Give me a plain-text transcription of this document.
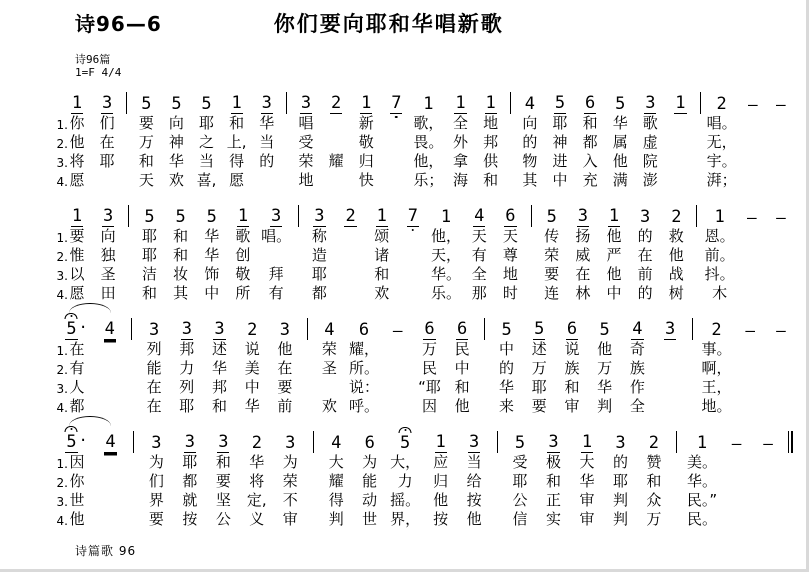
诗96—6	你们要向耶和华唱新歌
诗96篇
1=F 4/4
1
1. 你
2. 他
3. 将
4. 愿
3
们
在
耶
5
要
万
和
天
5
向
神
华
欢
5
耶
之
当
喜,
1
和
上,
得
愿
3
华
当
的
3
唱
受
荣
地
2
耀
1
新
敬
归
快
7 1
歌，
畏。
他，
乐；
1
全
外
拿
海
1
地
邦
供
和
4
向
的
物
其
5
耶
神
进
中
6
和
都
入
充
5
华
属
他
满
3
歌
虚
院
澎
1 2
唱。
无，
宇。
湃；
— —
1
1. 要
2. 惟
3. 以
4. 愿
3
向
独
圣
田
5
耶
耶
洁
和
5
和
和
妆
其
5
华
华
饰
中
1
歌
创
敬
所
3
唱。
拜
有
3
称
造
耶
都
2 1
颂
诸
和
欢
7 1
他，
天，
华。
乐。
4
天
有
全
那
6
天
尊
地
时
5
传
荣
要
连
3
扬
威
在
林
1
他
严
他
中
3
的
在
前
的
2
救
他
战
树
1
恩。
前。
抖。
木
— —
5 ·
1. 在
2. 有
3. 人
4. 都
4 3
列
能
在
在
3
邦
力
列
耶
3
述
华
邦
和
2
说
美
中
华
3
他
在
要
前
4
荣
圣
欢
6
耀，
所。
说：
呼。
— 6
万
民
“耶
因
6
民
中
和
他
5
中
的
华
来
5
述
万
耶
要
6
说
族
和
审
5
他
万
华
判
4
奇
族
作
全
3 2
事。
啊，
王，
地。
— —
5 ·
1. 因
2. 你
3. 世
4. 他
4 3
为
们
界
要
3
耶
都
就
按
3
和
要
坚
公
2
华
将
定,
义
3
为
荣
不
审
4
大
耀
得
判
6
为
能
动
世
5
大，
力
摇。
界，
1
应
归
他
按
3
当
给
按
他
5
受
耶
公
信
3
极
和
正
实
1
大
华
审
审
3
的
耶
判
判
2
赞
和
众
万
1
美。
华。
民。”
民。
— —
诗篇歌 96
----------
◆ Written instruction
Write out the whole listing again, exactly, with no pictures.

◆ The reply
Give me a plain-text transcription of this document.
诗96—6	你们要向耶和华唱新歌
诗96篇
1=F 4/4
1
1. 你
2. 他
3. 将
4. 愿
3
们
在
耶
5
要
万
和
天
5
向
神
华
欢
5
耶
之
当
喜,
1
和
上,
得
愿
3
华
当
的
3
唱
受
荣
地
2
耀
1
新
敬
归
快
7 1
歌，
畏。
他，
乐；
1
全
外
拿
海
1
地
邦
供
和
4
向
的
物
其
5
耶
神
进
中
6
和
都
入
充
5
华
属
他
满
3
歌
虚
院
澎
1 2
唱。
无，
宇。
湃；
— —
1
1. 要
2. 惟
3. 以
4. 愿
3
向
独
圣
田
5
耶
耶
洁
和
5
和
和
妆
其
5
华
华
饰
中
1
歌
创
敬
所
3
唱。
拜
有
3
称
造
耶
都
2 1
颂
诸
和
欢
7 1
他，
天，
华。
乐。
4
天
有
全
那
6
天
尊
地
时
5
传
荣
要
连
3
扬
威
在
林
1
他
严
他
中
3
的
在
前
的
2
救
他
战
树
1
恩。
前。
抖。
木
— —
5 ·
1. 在
2. 有
3. 人
4. 都
4 3
列
能
在
在
3
邦
力
列
耶
3
述
华
邦
和
2
说
美
中
华
3
他
在
要
前
4
荣
圣
欢
6
耀，
所。
说：
呼。
— 6
万
民
“耶
因
6
民
中
和
他
5
中
的
华
来
5
述
万
耶
要
6
说
族
和
审
5
他
万
华
判
4
奇
族
作
全
3 2
事。
啊，
王，
地。
— —
5 ·
1. 因
2. 你
3. 世
4. 他
4 3
为
们
界
要
3
耶
都
就
按
3
和
要
坚
公
2
华
将
定,
义
3
为
荣
不
审
4
大
耀
得
判
6
为
能
动
世
5
大，
力
摇。
界，
1
应
归
他
按
3
当
给
按
他
5
受
耶
公
信
3
极
和
正
实
1
大
华
审
审
3
的
耶
判
判
2
赞
和
众
万
1
美。
华。
民。”
民。
— —
诗篇歌 96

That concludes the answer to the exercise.